Task to complete: Copy each line of the listing below exactly.

Data provided:

****************

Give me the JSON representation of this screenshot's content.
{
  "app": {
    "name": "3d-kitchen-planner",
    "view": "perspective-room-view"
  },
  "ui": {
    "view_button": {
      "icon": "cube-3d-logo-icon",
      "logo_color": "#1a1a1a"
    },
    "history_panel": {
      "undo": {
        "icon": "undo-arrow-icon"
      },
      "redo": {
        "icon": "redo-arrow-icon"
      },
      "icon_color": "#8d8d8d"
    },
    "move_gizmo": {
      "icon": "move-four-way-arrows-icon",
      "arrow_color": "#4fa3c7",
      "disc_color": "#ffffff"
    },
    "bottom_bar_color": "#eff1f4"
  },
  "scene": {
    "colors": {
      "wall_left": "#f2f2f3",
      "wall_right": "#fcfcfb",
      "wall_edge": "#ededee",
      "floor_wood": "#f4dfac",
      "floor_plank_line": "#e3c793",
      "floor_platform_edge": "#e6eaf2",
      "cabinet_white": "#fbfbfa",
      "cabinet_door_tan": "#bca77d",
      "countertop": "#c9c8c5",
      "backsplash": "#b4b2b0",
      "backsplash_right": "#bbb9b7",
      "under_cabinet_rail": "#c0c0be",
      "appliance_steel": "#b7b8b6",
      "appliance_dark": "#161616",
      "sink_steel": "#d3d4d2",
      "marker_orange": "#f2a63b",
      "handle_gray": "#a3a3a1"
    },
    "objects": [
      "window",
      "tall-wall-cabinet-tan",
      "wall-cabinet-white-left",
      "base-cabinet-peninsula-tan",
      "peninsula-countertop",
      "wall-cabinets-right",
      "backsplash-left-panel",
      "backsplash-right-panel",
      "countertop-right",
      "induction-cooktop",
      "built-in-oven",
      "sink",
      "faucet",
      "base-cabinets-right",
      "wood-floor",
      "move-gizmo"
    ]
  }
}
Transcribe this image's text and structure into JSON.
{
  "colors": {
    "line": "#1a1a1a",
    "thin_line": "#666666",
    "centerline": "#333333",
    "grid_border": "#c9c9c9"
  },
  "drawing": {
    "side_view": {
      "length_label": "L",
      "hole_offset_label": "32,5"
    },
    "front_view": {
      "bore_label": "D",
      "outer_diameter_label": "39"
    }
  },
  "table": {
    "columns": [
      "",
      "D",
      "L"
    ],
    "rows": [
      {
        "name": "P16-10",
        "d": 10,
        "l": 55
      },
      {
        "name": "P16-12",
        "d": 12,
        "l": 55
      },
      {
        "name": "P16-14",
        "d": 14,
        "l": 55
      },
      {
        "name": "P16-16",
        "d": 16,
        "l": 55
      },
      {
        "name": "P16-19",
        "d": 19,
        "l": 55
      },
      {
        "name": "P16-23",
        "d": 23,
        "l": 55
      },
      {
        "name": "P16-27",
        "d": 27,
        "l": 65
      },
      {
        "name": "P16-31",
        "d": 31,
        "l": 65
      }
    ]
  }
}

****************

Answer to the exercise:
Give me the JSON representation of this screenshot's content.
{
  "app": {
    "name": "3d-kitchen-planner",
    "view": "perspective-room-view"
  },
  "ui": {
    "view_button": {
      "icon": "cube-3d-logo-icon",
      "logo_color": "#1a1a1a"
    },
    "history_panel": {
      "undo": {
        "icon": "undo-arrow-icon"
      },
      "redo": {
        "icon": "redo-arrow-icon"
      },
      "icon_color": "#8d8d8d"
    },
    "move_gizmo": {
      "icon": "move-four-way-arrows-icon",
      "arrow_color": "#4fa3c7",
      "disc_color": "#ffffff"
    },
    "bottom_bar_color": "#eff1f4"
  },
  "scene": {
    "colors": {
      "wall_left": "#f2f2f3",
      "wall_right": "#fcfcfb",
      "wall_edge": "#ededee",
      "floor_wood": "#f4dfac",
      "floor_plank_line": "#e3c793",
      "floor_platform_edge": "#e6eaf2",
      "cabinet_white": "#fbfbfa",
      "cabinet_door_tan": "#bca77d",
      "countertop": "#c9c8c5",
      "backsplash": "#b4b2b0",
      "backsplash_right": "#bbb9b7",
      "under_cabinet_rail": "#c0c0be",
      "appliance_steel": "#b7b8b6",
      "appliance_dark": "#161616",
      "sink_steel": "#d3d4d2",
      "marker_orange": "#f2a63b",
      "handle_gray": "#a3a3a1"
    },
    "objects": [
      "window",
      "tall-wall-cabinet-tan",
      "wall-cabinet-white-left",
      "base-cabinet-peninsula-tan",
      "peninsula-countertop",
      "wall-cabinets-right",
      "backsplash-left-panel",
      "backsplash-right-panel",
      "countertop-right",
      "induction-cooktop",
      "built-in-oven",
      "sink",
      "faucet",
      "base-cabinets-right",
      "wood-floor",
      "move-gizmo"
    ]
  }
}
Transcribe this image's text and structure into JSON.
{
  "colors": {
    "line": "#1a1a1a",
    "thin_line": "#666666",
    "centerline": "#333333",
    "grid_border": "#c9c9c9"
  },
  "drawing": {
    "side_view": {
      "length_label": "L",
      "hole_offset_label": "32,5"
    },
    "front_view": {
      "bore_label": "D",
      "outer_diameter_label": "39"
    }
  },
  "table": {
    "columns": [
      "",
      "D",
      "L"
    ],
    "rows": [
      {
        "name": "P16-10",
        "d": 10,
        "l": 55
      },
      {
        "name": "P16-12",
        "d": 12,
        "l": 55
      },
      {
        "name": "P16-14",
        "d": 14,
        "l": 55
      },
      {
        "name": "P16-16",
        "d": 16,
        "l": 55
      },
      {
        "name": "P16-19",
        "d": 19,
        "l": 55
      },
      {
        "name": "P16-23",
        "d": 23,
        "l": 55
      },
      {
        "name": "P16-27",
        "d": 27,
        "l": 65
      },
      {
        "name": "P16-31",
        "d": 31,
        "l": 65
      }
    ]
  }
}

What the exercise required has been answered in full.